(Stored data)
•••

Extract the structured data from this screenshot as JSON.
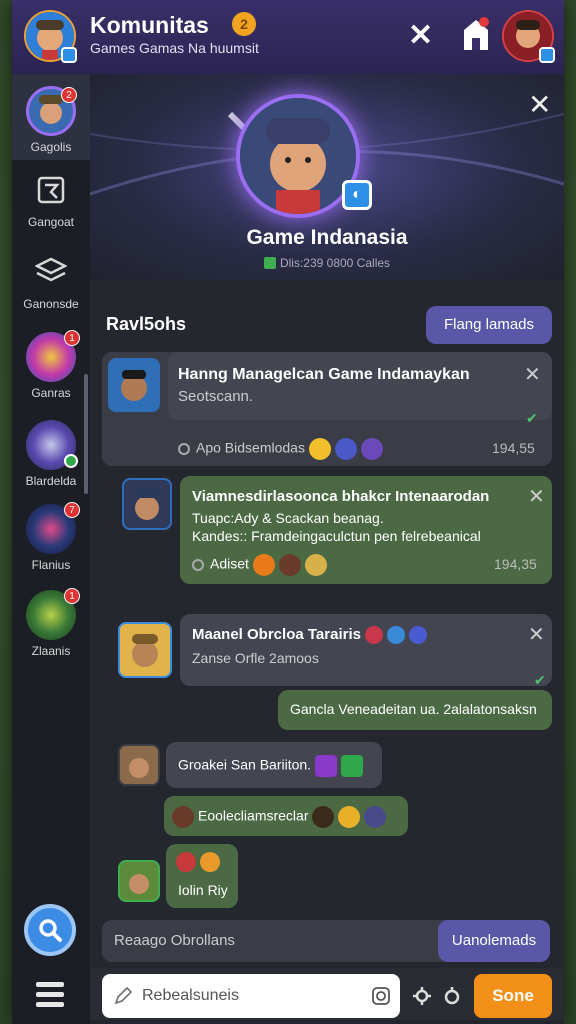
{
  "header": {
    "title": "Komunitas",
    "subtitle": "Games Gamas Na huumsit",
    "coin_label": "2"
  },
  "sidebar": {
    "items": [
      {
        "label": "Gagolis",
        "badge": "2"
      },
      {
        "label": "Gangoat"
      },
      {
        "label": "Ganonsde"
      },
      {
        "label": "Ganras",
        "badge": "1"
      },
      {
        "label": "Blardelda"
      },
      {
        "label": "Flanius",
        "badge": "7"
      },
      {
        "label": "Zlaanis",
        "badge": "1"
      }
    ]
  },
  "hero": {
    "title": "Game Indanasia",
    "subtitle": "Dlis:239 0800 Calles"
  },
  "chat": {
    "section_title": "Ravl5ohs",
    "section_button": "Flang lamads",
    "messages": [
      {
        "title": "Hanng Managelcan Game Indamaykan",
        "body": "Seotscann.",
        "footer": "Apo Bidsemlodas",
        "time": "194,55"
      },
      {
        "title": "Viamnesdirlasoonca bhakcr Intenaarodan",
        "body": "Tuapc:Ady & Scackan beanag.",
        "body2": "Kandes:: Framdeingaculctun pen felrebeanical",
        "footer": "Adiset",
        "time": "194,35"
      },
      {
        "title": "Maanel Obrcloa Tarairis",
        "body": "Zanse Orfle 2amoos"
      },
      {
        "reply": "Gancla Veneadeitan ua. 2alalatonsaksn"
      },
      {
        "text": "Groakei San Bariiton."
      },
      {
        "text": "Eoolecliamsreclar"
      },
      {
        "text": "Iolin Riy"
      }
    ],
    "reply_placeholder": "Reaago Obrollans",
    "reply_button": "Uanolemads",
    "input_placeholder": "Rebealsuneis",
    "send_button": "Sone"
  }
}
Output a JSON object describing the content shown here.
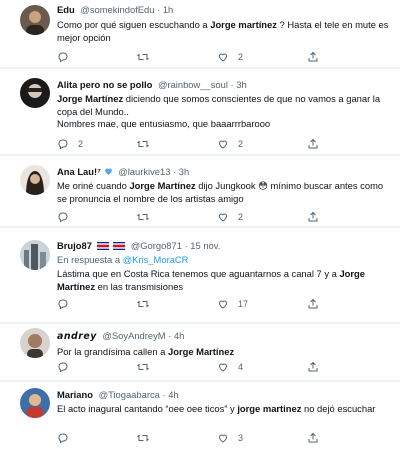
{
  "tweets": [
    {
      "name": "Edu",
      "handle": "@somekindofEdu",
      "time": "1h",
      "text_parts": [
        "Como por qué siguen escuchando a ",
        "Jorge martínez",
        " ? Hasta el tele en mute es mejor opción"
      ],
      "replies": "",
      "retweets": "",
      "likes": "2"
    },
    {
      "name": "Alita pero no se pollo",
      "handle": "@rainbow__soul",
      "time": "3h",
      "text_parts": [
        "Jorge Martínez",
        " diciendo que somos conscientes de que no vamos a ganar la copa del Mundo..",
        "Nombres mae, que entusiasmo, que baaarrrbarooo"
      ],
      "replies": "2",
      "retweets": "",
      "likes": "2"
    },
    {
      "name": "Ana Lau!⁷",
      "handle": "@laurkive13",
      "time": "3h",
      "text_parts": [
        "Me oriné cuando ",
        "Jorge Martínez",
        " dijo Jungkook 😳 mínimo buscar antes como se pronuncia el nombre de los artistas amigo"
      ],
      "replies": "",
      "retweets": "",
      "likes": "2"
    },
    {
      "name": "Brujo87",
      "handle": "@Gorgo871",
      "time": "15 nov.",
      "reply_prefix": "En respuesta a",
      "reply_to": "@Kris_MoraCR",
      "text_parts": [
        "Lástima que en Costa Rica tenemos que aguantarnos a canal 7 y a ",
        "Jorge Martínez",
        " en las transmisiones"
      ],
      "replies": "",
      "retweets": "",
      "likes": "17"
    },
    {
      "name": "𝙖𝙣𝙙𝙧𝙚𝙮",
      "handle": "@SoyAndreyM",
      "time": "4h",
      "text_parts": [
        "Por la grandísima callen a ",
        "Jorge Martínez"
      ],
      "replies": "",
      "retweets": "",
      "likes": "4"
    },
    {
      "name": "Mariano",
      "handle": "@Tiogaabarca",
      "time": "4h",
      "text_parts": [
        "El acto inagural cantando “oee oee ticos” y ",
        "jorge martinez",
        " no dejó escuchar"
      ],
      "replies": "",
      "retweets": "",
      "likes": "3"
    }
  ],
  "colors": {
    "text": "#0f1419",
    "muted": "#536471",
    "link": "#1d9bf0",
    "divider": "#eff3f4"
  }
}
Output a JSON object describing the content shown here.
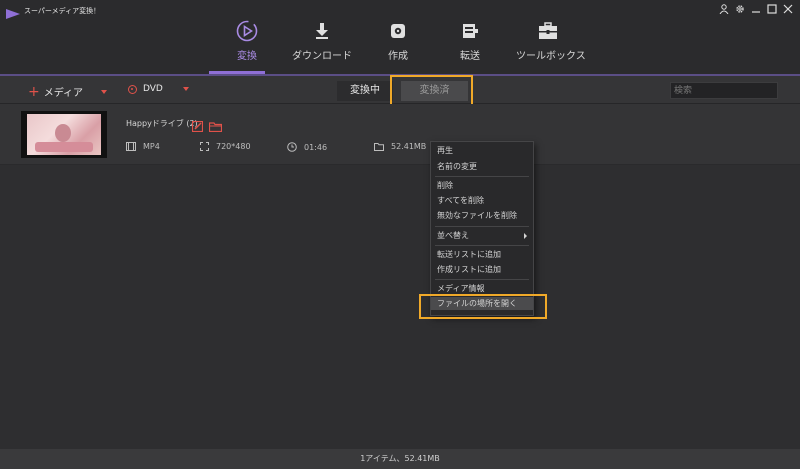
{
  "app": {
    "title": "スーパーメディア変換！"
  },
  "window_controls": [
    "user-icon",
    "gear-icon",
    "minimize-icon",
    "maximize-icon",
    "close-icon"
  ],
  "nav": {
    "items": [
      {
        "label": "変換",
        "icon": "convert-play-icon",
        "active": true
      },
      {
        "label": "ダウンロード",
        "icon": "download-icon",
        "active": false
      },
      {
        "label": "作成",
        "icon": "burn-disc-icon",
        "active": false
      },
      {
        "label": "転送",
        "icon": "transfer-icon",
        "active": false
      },
      {
        "label": "ツールボックス",
        "icon": "toolbox-icon",
        "active": false
      }
    ]
  },
  "toolbar": {
    "add_media_label": "メディア",
    "dvd_label": "DVD",
    "tab_converting": "変換中",
    "tab_converted": "変換済",
    "search_placeholder": "検索"
  },
  "media": {
    "name": "Happyドライブ (2)",
    "format": "MP4",
    "resolution": "720*480",
    "duration": "01:46",
    "size": "52.41MB"
  },
  "context_menu": {
    "play": "再生",
    "rename": "名前の変更",
    "delete": "削除",
    "delete_all": "すべてを削除",
    "delete_invalid": "無効なファイルを削除",
    "sort": "並べ替え",
    "add_transfer": "転送リストに追加",
    "add_create": "作成リストに追加",
    "media_info": "メディア情報",
    "open_location": "ファイルの場所を開く"
  },
  "status": {
    "text": "1アイテム、52.41MB"
  },
  "colors": {
    "accent": "#8f6fd6",
    "highlight": "#f0a929",
    "red": "#e0524a"
  }
}
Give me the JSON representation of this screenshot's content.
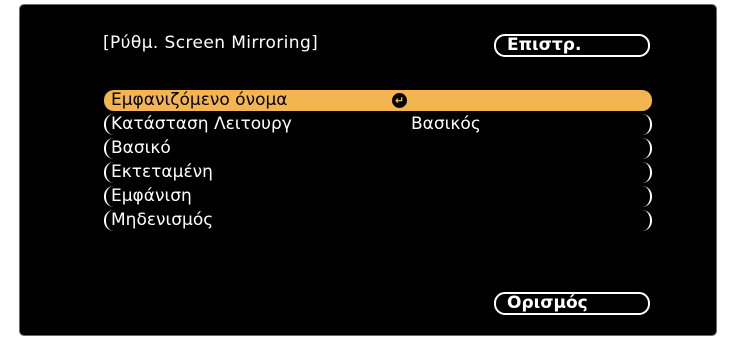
{
  "header": {
    "title": "[Ρύθμ. Screen Mirroring]",
    "back_label": "Επιστρ."
  },
  "menu": {
    "items": [
      {
        "label": "Εμφανιζόμενο όνομα",
        "value": "",
        "selected": true,
        "icon": "enter-icon"
      },
      {
        "label": "Κατάσταση Λειτουργ",
        "value": "Βασικός"
      },
      {
        "label": "Βασικό",
        "value": ""
      },
      {
        "label": "Εκτεταμένη",
        "value": ""
      },
      {
        "label": "Εμφάνιση",
        "value": ""
      },
      {
        "label": "Μηδενισμός",
        "value": ""
      }
    ]
  },
  "footer": {
    "set_label": "Ορισμός"
  },
  "colors": {
    "background": "#000000",
    "highlight": "#f4b450",
    "text": "#ffffff"
  }
}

•••

Every record above should be written out again without change, except that the pictures are left out.

Extract the structured data from this screenshot as JSON.
{
  "header": {
    "title": "Komunitas",
    "subtitle": "Games Gamas Na huumsit",
    "coin_label": "2"
  },
  "sidebar": {
    "items": [
      {
        "label": "Gagolis",
        "badge": "2"
      },
      {
        "label": "Gangoat"
      },
      {
        "label": "Ganonsde"
      },
      {
        "label": "Ganras",
        "badge": "1"
      },
      {
        "label": "Blardelda"
      },
      {
        "label": "Flanius",
        "badge": "7"
      },
      {
        "label": "Zlaanis",
        "badge": "1"
      }
    ]
  },
  "hero": {
    "title": "Game Indanasia",
    "subtitle": "Dlis:239 0800 Calles"
  },
  "chat": {
    "section_title": "Ravl5ohs",
    "section_button": "Flang lamads",
    "messages": [
      {
        "title": "Hanng Managelcan Game Indamaykan",
        "body": "Seotscann.",
        "footer": "Apo Bidsemlodas",
        "time": "194,55"
      },
      {
        "title": "Viamnesdirlasoonca bhakcr Intenaarodan",
        "body": "Tuapc:Ady & Scackan beanag.",
        "body2": "Kandes:: Framdeingaculctun pen felrebeanical",
        "footer": "Adiset",
        "time": "194,35"
      },
      {
        "title": "Maanel Obrcloa Tarairis",
        "body": "Zanse Orfle 2amoos"
      },
      {
        "reply": "Gancla Veneadeitan ua. 2alalatonsaksn"
      },
      {
        "text": "Groakei San Bariiton."
      },
      {
        "text": "Eoolecliamsreclar"
      },
      {
        "text": "Iolin Riy"
      }
    ],
    "reply_placeholder": "Reaago Obrollans",
    "reply_button": "Uanolemads",
    "input_placeholder": "Rebealsuneis",
    "send_button": "Sone"
  }
}
Output a JSON object describing the content shown here.
{
  "tweets": [
    {
      "name": "Edu",
      "handle": "@somekindofEdu",
      "time": "1h",
      "text_parts": [
        "Como por qué siguen escuchando a ",
        "Jorge martínez",
        " ? Hasta el tele en mute es mejor opción"
      ],
      "replies": "",
      "retweets": "",
      "likes": "2"
    },
    {
      "name": "Alita pero no se pollo",
      "handle": "@rainbow__soul",
      "time": "3h",
      "text_parts": [
        "Jorge Martínez",
        " diciendo que somos conscientes de que no vamos a ganar la copa del Mundo..",
        "Nombres mae, que entusiasmo, que baaarrrbarooo"
      ],
      "replies": "2",
      "retweets": "",
      "likes": "2"
    },
    {
      "name": "Ana Lau!⁷",
      "handle": "@laurkive13",
      "time": "3h",
      "text_parts": [
        "Me oriné cuando ",
        "Jorge Martínez",
        " dijo Jungkook 😳 mínimo buscar antes como se pronuncia el nombre de los artistas amigo"
      ],
      "replies": "",
      "retweets": "",
      "likes": "2"
    },
    {
      "name": "Brujo87",
      "handle": "@Gorgo871",
      "time": "15 nov.",
      "reply_prefix": "En respuesta a",
      "reply_to": "@Kris_MoraCR",
      "text_parts": [
        "Lástima que en Costa Rica tenemos que aguantarnos a canal 7 y a ",
        "Jorge Martínez",
        " en las transmisiones"
      ],
      "replies": "",
      "retweets": "",
      "likes": "17"
    },
    {
      "name": "𝙖𝙣𝙙𝙧𝙚𝙮",
      "handle": "@SoyAndreyM",
      "time": "4h",
      "text_parts": [
        "Por la grandísima callen a ",
        "Jorge Martínez"
      ],
      "replies": "",
      "retweets": "",
      "likes": "4"
    },
    {
      "name": "Mariano",
      "handle": "@Tiogaabarca",
      "time": "4h",
      "text_parts": [
        "El acto inagural cantando “oee oee ticos” y ",
        "jorge martinez",
        " no dejó escuchar"
      ],
      "replies": "",
      "retweets": "",
      "likes": "3"
    }
  ],
  "colors": {
    "text": "#0f1419",
    "muted": "#536471",
    "link": "#1d9bf0",
    "divider": "#eff3f4"
  }
}
Output a JSON object describing the content shown here.
{
  "app": {
    "title": "スーパーメディア変換！"
  },
  "window_controls": [
    "user-icon",
    "gear-icon",
    "minimize-icon",
    "maximize-icon",
    "close-icon"
  ],
  "nav": {
    "items": [
      {
        "label": "変換",
        "icon": "convert-play-icon",
        "active": true
      },
      {
        "label": "ダウンロード",
        "icon": "download-icon",
        "active": false
      },
      {
        "label": "作成",
        "icon": "burn-disc-icon",
        "active": false
      },
      {
        "label": "転送",
        "icon": "transfer-icon",
        "active": false
      },
      {
        "label": "ツールボックス",
        "icon": "toolbox-icon",
        "active": false
      }
    ]
  },
  "toolbar": {
    "add_media_label": "メディア",
    "dvd_label": "DVD",
    "tab_converting": "変換中",
    "tab_converted": "変換済",
    "search_placeholder": "検索"
  },
  "media": {
    "name": "Happyドライブ (2)",
    "format": "MP4",
    "resolution": "720*480",
    "duration": "01:46",
    "size": "52.41MB"
  },
  "context_menu": {
    "play": "再生",
    "rename": "名前の変更",
    "delete": "削除",
    "delete_all": "すべてを削除",
    "delete_invalid": "無効なファイルを削除",
    "sort": "並べ替え",
    "add_transfer": "転送リストに追加",
    "add_create": "作成リストに追加",
    "media_info": "メディア情報",
    "open_location": "ファイルの場所を開く"
  },
  "status": {
    "text": "1アイテム、52.41MB"
  },
  "colors": {
    "accent": "#8f6fd6",
    "highlight": "#f0a929",
    "red": "#e0524a"
  }
}
Give me the JSON representation of this screenshot's content.
{
  "header": {
    "title": "[Ρύθμ. Screen Mirroring]",
    "back_label": "Επιστρ."
  },
  "menu": {
    "items": [
      {
        "label": "Εμφανιζόμενο όνομα",
        "value": "",
        "selected": true,
        "icon": "enter-icon"
      },
      {
        "label": "Κατάσταση Λειτουργ",
        "value": "Βασικός"
      },
      {
        "label": "Βασικό",
        "value": ""
      },
      {
        "label": "Εκτεταμένη",
        "value": ""
      },
      {
        "label": "Εμφάνιση",
        "value": ""
      },
      {
        "label": "Μηδενισμός",
        "value": ""
      }
    ]
  },
  "footer": {
    "set_label": "Ορισμός"
  },
  "colors": {
    "background": "#000000",
    "highlight": "#f4b450",
    "text": "#ffffff"
  }
}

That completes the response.